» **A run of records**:
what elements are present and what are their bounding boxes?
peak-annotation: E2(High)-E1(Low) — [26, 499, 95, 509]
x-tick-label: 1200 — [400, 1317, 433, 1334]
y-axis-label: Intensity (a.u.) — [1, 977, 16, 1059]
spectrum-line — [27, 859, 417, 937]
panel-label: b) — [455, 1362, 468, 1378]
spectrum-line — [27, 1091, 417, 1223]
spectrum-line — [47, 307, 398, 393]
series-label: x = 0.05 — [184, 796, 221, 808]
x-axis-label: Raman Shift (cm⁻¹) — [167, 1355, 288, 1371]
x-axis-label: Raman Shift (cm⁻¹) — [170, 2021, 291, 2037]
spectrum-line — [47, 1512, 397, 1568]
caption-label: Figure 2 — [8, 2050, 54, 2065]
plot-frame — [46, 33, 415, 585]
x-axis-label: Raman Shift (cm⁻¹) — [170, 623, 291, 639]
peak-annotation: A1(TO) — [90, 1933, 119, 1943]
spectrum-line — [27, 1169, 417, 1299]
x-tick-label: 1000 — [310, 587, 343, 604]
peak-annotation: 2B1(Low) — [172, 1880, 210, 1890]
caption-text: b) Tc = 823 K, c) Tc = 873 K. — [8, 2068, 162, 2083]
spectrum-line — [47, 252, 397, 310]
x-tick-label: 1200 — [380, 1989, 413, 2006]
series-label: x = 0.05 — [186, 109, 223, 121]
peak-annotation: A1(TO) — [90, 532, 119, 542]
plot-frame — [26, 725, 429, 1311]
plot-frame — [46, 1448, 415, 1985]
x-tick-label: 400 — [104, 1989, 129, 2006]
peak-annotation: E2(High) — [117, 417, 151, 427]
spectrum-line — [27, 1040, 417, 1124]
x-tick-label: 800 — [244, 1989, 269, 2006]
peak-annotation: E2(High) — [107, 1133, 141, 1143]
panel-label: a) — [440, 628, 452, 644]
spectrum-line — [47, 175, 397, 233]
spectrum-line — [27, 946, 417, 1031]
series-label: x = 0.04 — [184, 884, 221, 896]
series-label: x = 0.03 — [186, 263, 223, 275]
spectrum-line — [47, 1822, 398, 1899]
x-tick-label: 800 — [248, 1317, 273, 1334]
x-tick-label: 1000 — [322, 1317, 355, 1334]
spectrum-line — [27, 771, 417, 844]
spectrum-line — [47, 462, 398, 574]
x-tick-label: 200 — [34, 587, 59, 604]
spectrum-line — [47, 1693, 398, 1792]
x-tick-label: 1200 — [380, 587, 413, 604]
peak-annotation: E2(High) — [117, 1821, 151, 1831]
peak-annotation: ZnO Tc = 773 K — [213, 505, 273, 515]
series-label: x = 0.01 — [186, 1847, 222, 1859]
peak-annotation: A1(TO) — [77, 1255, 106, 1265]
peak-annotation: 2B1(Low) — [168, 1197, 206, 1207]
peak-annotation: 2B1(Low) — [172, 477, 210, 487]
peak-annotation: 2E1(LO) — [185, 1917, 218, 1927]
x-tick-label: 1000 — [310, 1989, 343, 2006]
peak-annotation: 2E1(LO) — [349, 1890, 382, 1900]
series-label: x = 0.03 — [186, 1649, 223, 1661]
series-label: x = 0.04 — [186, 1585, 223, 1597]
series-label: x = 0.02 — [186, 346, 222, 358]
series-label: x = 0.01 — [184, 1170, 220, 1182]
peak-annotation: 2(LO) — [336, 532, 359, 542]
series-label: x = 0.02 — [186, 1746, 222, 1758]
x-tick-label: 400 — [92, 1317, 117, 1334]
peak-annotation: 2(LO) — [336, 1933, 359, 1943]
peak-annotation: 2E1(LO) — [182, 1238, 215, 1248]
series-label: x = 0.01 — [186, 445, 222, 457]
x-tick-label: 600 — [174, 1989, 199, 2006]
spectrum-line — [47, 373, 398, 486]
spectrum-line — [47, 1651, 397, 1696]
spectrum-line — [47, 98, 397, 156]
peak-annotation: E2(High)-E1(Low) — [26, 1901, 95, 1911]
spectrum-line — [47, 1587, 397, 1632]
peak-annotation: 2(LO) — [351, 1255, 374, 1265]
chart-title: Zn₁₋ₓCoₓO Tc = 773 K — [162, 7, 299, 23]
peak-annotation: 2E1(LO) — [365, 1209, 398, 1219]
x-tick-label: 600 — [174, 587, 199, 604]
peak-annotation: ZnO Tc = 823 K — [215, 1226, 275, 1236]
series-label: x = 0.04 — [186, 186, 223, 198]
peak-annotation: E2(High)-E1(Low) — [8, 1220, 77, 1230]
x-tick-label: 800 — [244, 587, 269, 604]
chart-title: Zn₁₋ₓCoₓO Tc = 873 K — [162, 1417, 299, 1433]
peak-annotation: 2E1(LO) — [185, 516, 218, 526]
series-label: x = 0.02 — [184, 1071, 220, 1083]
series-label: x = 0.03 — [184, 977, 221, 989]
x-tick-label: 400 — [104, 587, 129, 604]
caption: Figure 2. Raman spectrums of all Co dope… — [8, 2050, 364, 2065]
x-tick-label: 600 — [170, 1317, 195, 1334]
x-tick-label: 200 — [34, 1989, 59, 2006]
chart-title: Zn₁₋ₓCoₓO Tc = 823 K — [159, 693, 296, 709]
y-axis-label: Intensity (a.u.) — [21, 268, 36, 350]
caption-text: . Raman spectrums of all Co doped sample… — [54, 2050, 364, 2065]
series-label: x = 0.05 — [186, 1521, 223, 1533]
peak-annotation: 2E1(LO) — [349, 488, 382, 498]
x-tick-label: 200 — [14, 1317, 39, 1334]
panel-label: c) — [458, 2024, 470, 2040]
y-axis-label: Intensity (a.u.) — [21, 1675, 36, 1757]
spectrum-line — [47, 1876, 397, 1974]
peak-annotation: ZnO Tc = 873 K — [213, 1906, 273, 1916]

» **WHAT TO WORK ON**:
Reproduce all of the data above, replacing every occurrence of "plot-frame" with "plot-area" and leaving everything else untouched.

» **EXPECTED OUTPUT**:
what elements are present and what are their bounding boxes?
peak-annotation: E2(High)-E1(Low) — [26, 499, 95, 509]
x-tick-label: 1200 — [400, 1317, 433, 1334]
y-axis-label: Intensity (a.u.) — [1, 977, 16, 1059]
spectrum-line — [27, 859, 417, 937]
panel-label: b) — [455, 1362, 468, 1378]
spectrum-line — [27, 1091, 417, 1223]
spectrum-line — [47, 307, 398, 393]
series-label: x = 0.05 — [184, 796, 221, 808]
x-axis-label: Raman Shift (cm⁻¹) — [167, 1355, 288, 1371]
x-axis-label: Raman Shift (cm⁻¹) — [170, 2021, 291, 2037]
spectrum-line — [47, 1512, 397, 1568]
caption-label: Figure 2 — [8, 2050, 54, 2065]
plot-area — [46, 33, 415, 585]
x-axis-label: Raman Shift (cm⁻¹) — [170, 623, 291, 639]
peak-annotation: A1(TO) — [90, 1933, 119, 1943]
spectrum-line — [27, 1169, 417, 1299]
x-tick-label: 1000 — [310, 587, 343, 604]
peak-annotation: 2B1(Low) — [172, 1880, 210, 1890]
caption-text: b) Tc = 823 K, c) Tc = 873 K. — [8, 2068, 162, 2083]
spectrum-line — [47, 252, 397, 310]
x-tick-label: 1200 — [380, 1989, 413, 2006]
series-label: x = 0.05 — [186, 109, 223, 121]
peak-annotation: A1(TO) — [90, 532, 119, 542]
plot-area — [26, 725, 429, 1311]
plot-area — [46, 1448, 415, 1985]
x-tick-label: 400 — [104, 1989, 129, 2006]
peak-annotation: E2(High) — [117, 417, 151, 427]
spectrum-line — [27, 1040, 417, 1124]
x-tick-label: 800 — [244, 1989, 269, 2006]
peak-annotation: E2(High) — [107, 1133, 141, 1143]
panel-label: a) — [440, 628, 452, 644]
spectrum-line — [47, 175, 397, 233]
spectrum-line — [27, 946, 417, 1031]
series-label: x = 0.04 — [184, 884, 221, 896]
series-label: x = 0.03 — [186, 263, 223, 275]
spectrum-line — [47, 1822, 398, 1899]
x-tick-label: 800 — [248, 1317, 273, 1334]
x-tick-label: 1000 — [322, 1317, 355, 1334]
spectrum-line — [27, 771, 417, 844]
spectrum-line — [47, 462, 398, 574]
x-tick-label: 200 — [34, 587, 59, 604]
spectrum-line — [47, 1693, 398, 1792]
x-tick-label: 1200 — [380, 587, 413, 604]
peak-annotation: E2(High) — [117, 1821, 151, 1831]
peak-annotation: ZnO Tc = 773 K — [213, 505, 273, 515]
series-label: x = 0.01 — [186, 1847, 222, 1859]
peak-annotation: A1(TO) — [77, 1255, 106, 1265]
peak-annotation: 2B1(Low) — [168, 1197, 206, 1207]
peak-annotation: 2B1(Low) — [172, 477, 210, 487]
peak-annotation: 2E1(LO) — [185, 1917, 218, 1927]
x-tick-label: 1000 — [310, 1989, 343, 2006]
peak-annotation: 2E1(LO) — [349, 1890, 382, 1900]
series-label: x = 0.03 — [186, 1649, 223, 1661]
series-label: x = 0.04 — [186, 1585, 223, 1597]
series-label: x = 0.02 — [186, 346, 222, 358]
series-label: x = 0.01 — [184, 1170, 220, 1182]
peak-annotation: 2(LO) — [336, 532, 359, 542]
series-label: x = 0.02 — [186, 1746, 222, 1758]
x-tick-label: 400 — [92, 1317, 117, 1334]
peak-annotation: 2(LO) — [336, 1933, 359, 1943]
peak-annotation: 2E1(LO) — [182, 1238, 215, 1248]
series-label: x = 0.01 — [186, 445, 222, 457]
x-tick-label: 600 — [174, 1989, 199, 2006]
spectrum-line — [47, 373, 398, 486]
spectrum-line — [47, 1651, 397, 1696]
spectrum-line — [47, 98, 397, 156]
peak-annotation: E2(High)-E1(Low) — [26, 1901, 95, 1911]
spectrum-line — [47, 1587, 397, 1632]
peak-annotation: 2(LO) — [351, 1255, 374, 1265]
chart-title: Zn₁₋ₓCoₓO Tc = 773 K — [162, 7, 299, 23]
peak-annotation: 2E1(LO) — [365, 1209, 398, 1219]
x-tick-label: 600 — [174, 587, 199, 604]
peak-annotation: ZnO Tc = 823 K — [215, 1226, 275, 1236]
series-label: x = 0.04 — [186, 186, 223, 198]
peak-annotation: E2(High)-E1(Low) — [8, 1220, 77, 1230]
x-tick-label: 800 — [244, 587, 269, 604]
chart-title: Zn₁₋ₓCoₓO Tc = 873 K — [162, 1417, 299, 1433]
peak-annotation: 2E1(LO) — [185, 516, 218, 526]
series-label: x = 0.02 — [184, 1071, 220, 1083]
series-label: x = 0.03 — [184, 977, 221, 989]
x-tick-label: 400 — [104, 587, 129, 604]
caption: Figure 2. Raman spectrums of all Co dope… — [8, 2050, 364, 2065]
x-tick-label: 600 — [170, 1317, 195, 1334]
x-tick-label: 200 — [34, 1989, 59, 2006]
chart-title: Zn₁₋ₓCoₓO Tc = 823 K — [159, 693, 296, 709]
y-axis-label: Intensity (a.u.) — [21, 268, 36, 350]
caption-text: . Raman spectrums of all Co doped sample… — [54, 2050, 364, 2065]
series-label: x = 0.05 — [186, 1521, 223, 1533]
peak-annotation: 2E1(LO) — [349, 488, 382, 498]
x-tick-label: 200 — [14, 1317, 39, 1334]
panel-label: c) — [458, 2024, 470, 2040]
y-axis-label: Intensity (a.u.) — [21, 1675, 36, 1757]
spectrum-line — [47, 1876, 397, 1974]
peak-annotation: ZnO Tc = 873 K — [213, 1906, 273, 1916]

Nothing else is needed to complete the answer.